## WHAT YOU SHOULD DO:
Copy out every line of the records where the string "мають" occurs.

Stored items from a collection
★ ★ ★ ★ ★ ★ ★

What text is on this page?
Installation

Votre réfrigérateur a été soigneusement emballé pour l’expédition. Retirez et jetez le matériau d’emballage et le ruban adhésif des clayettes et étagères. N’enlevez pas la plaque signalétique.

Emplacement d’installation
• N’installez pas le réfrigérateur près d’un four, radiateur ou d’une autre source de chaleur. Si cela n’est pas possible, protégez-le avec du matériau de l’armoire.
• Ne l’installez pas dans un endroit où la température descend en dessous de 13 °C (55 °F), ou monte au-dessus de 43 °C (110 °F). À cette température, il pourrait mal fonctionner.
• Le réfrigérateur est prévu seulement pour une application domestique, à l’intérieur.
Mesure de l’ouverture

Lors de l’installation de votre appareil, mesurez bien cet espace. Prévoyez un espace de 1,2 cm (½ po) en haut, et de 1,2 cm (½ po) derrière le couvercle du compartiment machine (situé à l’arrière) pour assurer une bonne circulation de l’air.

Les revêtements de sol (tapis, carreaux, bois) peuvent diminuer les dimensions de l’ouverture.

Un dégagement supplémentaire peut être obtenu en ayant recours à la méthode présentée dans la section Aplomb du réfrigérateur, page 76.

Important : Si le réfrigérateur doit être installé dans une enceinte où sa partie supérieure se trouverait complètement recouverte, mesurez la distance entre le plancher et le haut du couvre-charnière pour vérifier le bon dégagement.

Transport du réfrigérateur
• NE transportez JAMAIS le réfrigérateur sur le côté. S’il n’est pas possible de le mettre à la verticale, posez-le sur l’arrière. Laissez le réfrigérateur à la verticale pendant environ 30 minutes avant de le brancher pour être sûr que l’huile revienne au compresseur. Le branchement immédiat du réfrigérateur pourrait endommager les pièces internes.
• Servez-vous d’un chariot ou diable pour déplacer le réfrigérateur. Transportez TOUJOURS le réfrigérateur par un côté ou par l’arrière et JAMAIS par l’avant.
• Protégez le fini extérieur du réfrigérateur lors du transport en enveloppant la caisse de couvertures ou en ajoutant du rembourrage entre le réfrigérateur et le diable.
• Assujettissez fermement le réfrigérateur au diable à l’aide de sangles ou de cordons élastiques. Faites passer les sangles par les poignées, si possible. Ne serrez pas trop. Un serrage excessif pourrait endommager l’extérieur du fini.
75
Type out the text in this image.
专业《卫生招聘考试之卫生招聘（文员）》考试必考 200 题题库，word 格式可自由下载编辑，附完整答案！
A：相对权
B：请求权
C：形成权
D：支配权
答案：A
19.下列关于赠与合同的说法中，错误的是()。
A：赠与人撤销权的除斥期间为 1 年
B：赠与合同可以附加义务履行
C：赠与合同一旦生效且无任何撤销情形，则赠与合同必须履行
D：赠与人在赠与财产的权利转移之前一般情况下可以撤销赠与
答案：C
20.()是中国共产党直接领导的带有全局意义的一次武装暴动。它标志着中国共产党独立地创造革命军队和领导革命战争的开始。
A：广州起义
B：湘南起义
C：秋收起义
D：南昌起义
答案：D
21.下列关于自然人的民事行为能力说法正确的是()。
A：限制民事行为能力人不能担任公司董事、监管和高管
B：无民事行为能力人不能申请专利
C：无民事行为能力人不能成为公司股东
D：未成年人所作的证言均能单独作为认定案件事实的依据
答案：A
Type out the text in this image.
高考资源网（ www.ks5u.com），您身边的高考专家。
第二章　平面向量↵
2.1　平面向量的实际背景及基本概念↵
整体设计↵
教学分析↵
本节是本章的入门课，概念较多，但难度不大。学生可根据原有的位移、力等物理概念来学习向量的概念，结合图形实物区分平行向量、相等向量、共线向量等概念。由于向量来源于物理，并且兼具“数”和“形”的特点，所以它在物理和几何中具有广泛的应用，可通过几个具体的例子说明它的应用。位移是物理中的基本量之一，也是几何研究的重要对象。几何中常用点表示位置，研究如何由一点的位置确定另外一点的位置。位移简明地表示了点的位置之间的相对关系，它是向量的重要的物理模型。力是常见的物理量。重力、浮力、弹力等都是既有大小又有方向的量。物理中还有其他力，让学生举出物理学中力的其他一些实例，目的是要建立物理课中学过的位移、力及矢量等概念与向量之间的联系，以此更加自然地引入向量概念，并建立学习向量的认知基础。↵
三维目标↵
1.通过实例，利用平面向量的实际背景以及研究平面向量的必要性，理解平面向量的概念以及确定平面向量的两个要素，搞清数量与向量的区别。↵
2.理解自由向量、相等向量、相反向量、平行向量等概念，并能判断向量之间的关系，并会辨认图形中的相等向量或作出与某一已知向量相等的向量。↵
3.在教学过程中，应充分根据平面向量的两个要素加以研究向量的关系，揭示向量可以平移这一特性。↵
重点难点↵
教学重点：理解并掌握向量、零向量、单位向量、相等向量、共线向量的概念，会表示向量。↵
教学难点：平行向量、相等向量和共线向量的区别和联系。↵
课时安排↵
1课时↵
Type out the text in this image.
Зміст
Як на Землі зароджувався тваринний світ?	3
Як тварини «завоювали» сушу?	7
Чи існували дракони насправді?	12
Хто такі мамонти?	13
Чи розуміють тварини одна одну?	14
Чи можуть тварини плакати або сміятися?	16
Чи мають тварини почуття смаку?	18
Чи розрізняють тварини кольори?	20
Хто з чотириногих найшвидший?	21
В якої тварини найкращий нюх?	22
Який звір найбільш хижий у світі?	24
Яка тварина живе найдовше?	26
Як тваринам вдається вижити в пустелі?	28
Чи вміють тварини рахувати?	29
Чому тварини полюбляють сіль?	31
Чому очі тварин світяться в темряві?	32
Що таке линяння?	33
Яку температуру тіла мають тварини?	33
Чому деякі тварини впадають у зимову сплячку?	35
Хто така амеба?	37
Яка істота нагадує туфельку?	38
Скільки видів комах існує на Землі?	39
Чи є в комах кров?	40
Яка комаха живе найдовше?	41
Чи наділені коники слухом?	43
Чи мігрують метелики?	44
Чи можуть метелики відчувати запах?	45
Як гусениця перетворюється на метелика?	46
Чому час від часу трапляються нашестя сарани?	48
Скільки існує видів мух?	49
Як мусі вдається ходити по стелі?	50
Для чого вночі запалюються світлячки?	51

★ ★ ★ ★ ★ ★ ★

## RESULT:
Чи мають тварини почуття смаку?	18
Яку температуру тіла мають тварини?	33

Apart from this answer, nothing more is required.